Stated task: Your job is to restate each entry word for word.

Stored items:
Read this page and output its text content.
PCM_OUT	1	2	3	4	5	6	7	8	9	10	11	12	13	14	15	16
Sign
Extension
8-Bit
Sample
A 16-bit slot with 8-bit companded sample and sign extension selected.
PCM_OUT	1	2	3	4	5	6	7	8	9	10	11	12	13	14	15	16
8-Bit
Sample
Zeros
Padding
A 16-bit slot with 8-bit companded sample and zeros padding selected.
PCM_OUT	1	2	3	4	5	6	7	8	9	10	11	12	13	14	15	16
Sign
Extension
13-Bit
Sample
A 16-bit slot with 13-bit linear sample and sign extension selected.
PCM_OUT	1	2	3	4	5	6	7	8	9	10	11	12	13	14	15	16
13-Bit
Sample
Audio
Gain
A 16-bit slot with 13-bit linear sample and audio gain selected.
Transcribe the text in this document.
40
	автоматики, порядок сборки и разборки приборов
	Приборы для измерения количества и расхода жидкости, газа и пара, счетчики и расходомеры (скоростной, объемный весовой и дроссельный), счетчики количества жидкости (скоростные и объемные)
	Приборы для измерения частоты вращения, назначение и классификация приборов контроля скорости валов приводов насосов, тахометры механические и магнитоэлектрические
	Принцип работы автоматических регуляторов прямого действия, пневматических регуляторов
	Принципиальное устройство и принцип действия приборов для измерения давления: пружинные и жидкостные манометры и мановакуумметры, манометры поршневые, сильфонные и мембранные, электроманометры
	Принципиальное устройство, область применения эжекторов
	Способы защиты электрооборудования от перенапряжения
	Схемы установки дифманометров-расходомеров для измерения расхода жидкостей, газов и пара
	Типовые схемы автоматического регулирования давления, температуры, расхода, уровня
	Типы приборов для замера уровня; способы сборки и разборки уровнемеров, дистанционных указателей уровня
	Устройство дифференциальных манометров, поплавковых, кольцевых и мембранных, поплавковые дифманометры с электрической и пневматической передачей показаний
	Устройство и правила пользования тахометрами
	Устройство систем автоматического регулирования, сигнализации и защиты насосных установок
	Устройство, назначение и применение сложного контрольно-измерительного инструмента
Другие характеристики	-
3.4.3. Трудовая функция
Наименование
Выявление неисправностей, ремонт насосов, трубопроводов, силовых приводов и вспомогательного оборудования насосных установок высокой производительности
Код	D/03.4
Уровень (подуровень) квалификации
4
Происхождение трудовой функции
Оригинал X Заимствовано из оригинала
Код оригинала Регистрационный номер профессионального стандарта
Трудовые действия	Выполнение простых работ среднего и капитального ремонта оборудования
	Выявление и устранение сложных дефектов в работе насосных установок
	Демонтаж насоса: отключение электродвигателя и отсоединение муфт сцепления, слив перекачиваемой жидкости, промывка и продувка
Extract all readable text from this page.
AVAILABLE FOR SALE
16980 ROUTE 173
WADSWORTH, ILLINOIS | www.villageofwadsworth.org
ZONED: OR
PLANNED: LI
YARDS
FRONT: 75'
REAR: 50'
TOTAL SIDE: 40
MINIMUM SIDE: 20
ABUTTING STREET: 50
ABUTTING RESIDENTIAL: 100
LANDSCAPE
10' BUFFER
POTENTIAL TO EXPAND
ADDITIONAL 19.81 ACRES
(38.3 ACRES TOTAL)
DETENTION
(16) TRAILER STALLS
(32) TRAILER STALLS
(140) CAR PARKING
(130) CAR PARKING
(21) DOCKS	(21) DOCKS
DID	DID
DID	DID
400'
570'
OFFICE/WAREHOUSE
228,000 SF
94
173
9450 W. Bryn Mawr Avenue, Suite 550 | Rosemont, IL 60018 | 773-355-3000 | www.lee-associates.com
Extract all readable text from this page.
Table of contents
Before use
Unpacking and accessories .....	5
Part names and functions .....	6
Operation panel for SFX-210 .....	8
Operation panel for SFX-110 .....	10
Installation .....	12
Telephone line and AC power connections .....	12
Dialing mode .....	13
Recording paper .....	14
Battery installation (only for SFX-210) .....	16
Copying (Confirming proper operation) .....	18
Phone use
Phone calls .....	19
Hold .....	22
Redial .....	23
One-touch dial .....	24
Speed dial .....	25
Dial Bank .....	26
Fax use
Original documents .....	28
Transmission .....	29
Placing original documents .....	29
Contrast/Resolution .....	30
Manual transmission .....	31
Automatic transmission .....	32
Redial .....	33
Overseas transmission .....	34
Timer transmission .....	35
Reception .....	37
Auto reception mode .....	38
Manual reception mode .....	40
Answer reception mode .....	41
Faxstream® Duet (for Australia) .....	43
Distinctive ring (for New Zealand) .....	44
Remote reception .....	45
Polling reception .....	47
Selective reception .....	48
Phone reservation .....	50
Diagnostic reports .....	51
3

Solution:
Read this page and output its text content.
PCM_OUT	1	2	3	4	5	6	7	8	9	10	11	12	13	14	15	16
Sign
Extension
8-Bit
Sample
A 16-bit slot with 8-bit companded sample and sign extension selected.
PCM_OUT	1	2	3	4	5	6	7	8	9	10	11	12	13	14	15	16
8-Bit
Sample
Zeros
Padding
A 16-bit slot with 8-bit companded sample and zeros padding selected.
PCM_OUT	1	2	3	4	5	6	7	8	9	10	11	12	13	14	15	16
Sign
Extension
13-Bit
Sample
A 16-bit slot with 13-bit linear sample and sign extension selected.
PCM_OUT	1	2	3	4	5	6	7	8	9	10	11	12	13	14	15	16
13-Bit
Sample
Audio
Gain
A 16-bit slot with 13-bit linear sample and audio gain selected.
Transcribe the text in this document.
40
	автоматики, порядок сборки и разборки приборов
	Приборы для измерения количества и расхода жидкости, газа и пара, счетчики и расходомеры (скоростной, объемный весовой и дроссельный), счетчики количества жидкости (скоростные и объемные)
	Приборы для измерения частоты вращения, назначение и классификация приборов контроля скорости валов приводов насосов, тахометры механические и магнитоэлектрические
	Принцип работы автоматических регуляторов прямого действия, пневматических регуляторов
	Принципиальное устройство и принцип действия приборов для измерения давления: пружинные и жидкостные манометры и мановакуумметры, манометры поршневые, сильфонные и мембранные, электроманометры
	Принципиальное устройство, область применения эжекторов
	Способы защиты электрооборудования от перенапряжения
	Схемы установки дифманометров-расходомеров для измерения расхода жидкостей, газов и пара
	Типовые схемы автоматического регулирования давления, температуры, расхода, уровня
	Типы приборов для замера уровня; способы сборки и разборки уровнемеров, дистанционных указателей уровня
	Устройство дифференциальных манометров, поплавковых, кольцевых и мембранных, поплавковые дифманометры с электрической и пневматической передачей показаний
	Устройство и правила пользования тахометрами
	Устройство систем автоматического регулирования, сигнализации и защиты насосных установок
	Устройство, назначение и применение сложного контрольно-измерительного инструмента
Другие характеристики	-
3.4.3. Трудовая функция
Наименование
Выявление неисправностей, ремонт насосов, трубопроводов, силовых приводов и вспомогательного оборудования насосных установок высокой производительности
Код	D/03.4
Уровень (подуровень) квалификации
4
Происхождение трудовой функции
Оригинал X Заимствовано из оригинала
Код оригинала Регистрационный номер профессионального стандарта
Трудовые действия	Выполнение простых работ среднего и капитального ремонта оборудования
	Выявление и устранение сложных дефектов в работе насосных установок
	Демонтаж насоса: отключение электродвигателя и отсоединение муфт сцепления, слив перекачиваемой жидкости, промывка и продувка
Extract all readable text from this page.
AVAILABLE FOR SALE
16980 ROUTE 173
WADSWORTH, ILLINOIS | www.villageofwadsworth.org
ZONED: OR
PLANNED: LI
YARDS
FRONT: 75'
REAR: 50'
TOTAL SIDE: 40
MINIMUM SIDE: 20
ABUTTING STREET: 50
ABUTTING RESIDENTIAL: 100
LANDSCAPE
10' BUFFER
POTENTIAL TO EXPAND
ADDITIONAL 19.81 ACRES
(38.3 ACRES TOTAL)
DETENTION
(16) TRAILER STALLS
(32) TRAILER STALLS
(140) CAR PARKING
(130) CAR PARKING
(21) DOCKS	(21) DOCKS
DID	DID
DID	DID
400'
570'
OFFICE/WAREHOUSE
228,000 SF
94
173
9450 W. Bryn Mawr Avenue, Suite 550 | Rosemont, IL 60018 | 773-355-3000 | www.lee-associates.com
Extract all readable text from this page.
Table of contents
Before use
Unpacking and accessories .....	5
Part names and functions .....	6
Operation panel for SFX-210 .....	8
Operation panel for SFX-110 .....	10
Installation .....	12
Telephone line and AC power connections .....	12
Dialing mode .....	13
Recording paper .....	14
Battery installation (only for SFX-210) .....	16
Copying (Confirming proper operation) .....	18
Phone use
Phone calls .....	19
Hold .....	22
Redial .....	23
One-touch dial .....	24
Speed dial .....	25
Dial Bank .....	26
Fax use
Original documents .....	28
Transmission .....	29
Placing original documents .....	29
Contrast/Resolution .....	30
Manual transmission .....	31
Automatic transmission .....	32
Redial .....	33
Overseas transmission .....	34
Timer transmission .....	35
Reception .....	37
Auto reception mode .....	38
Manual reception mode .....	40
Answer reception mode .....	41
Faxstream® Duet (for Australia) .....	43
Distinctive ring (for New Zealand) .....	44
Remote reception .....	45
Polling reception .....	47
Selective reception .....	48
Phone reservation .....	50
Diagnostic reports .....	51
3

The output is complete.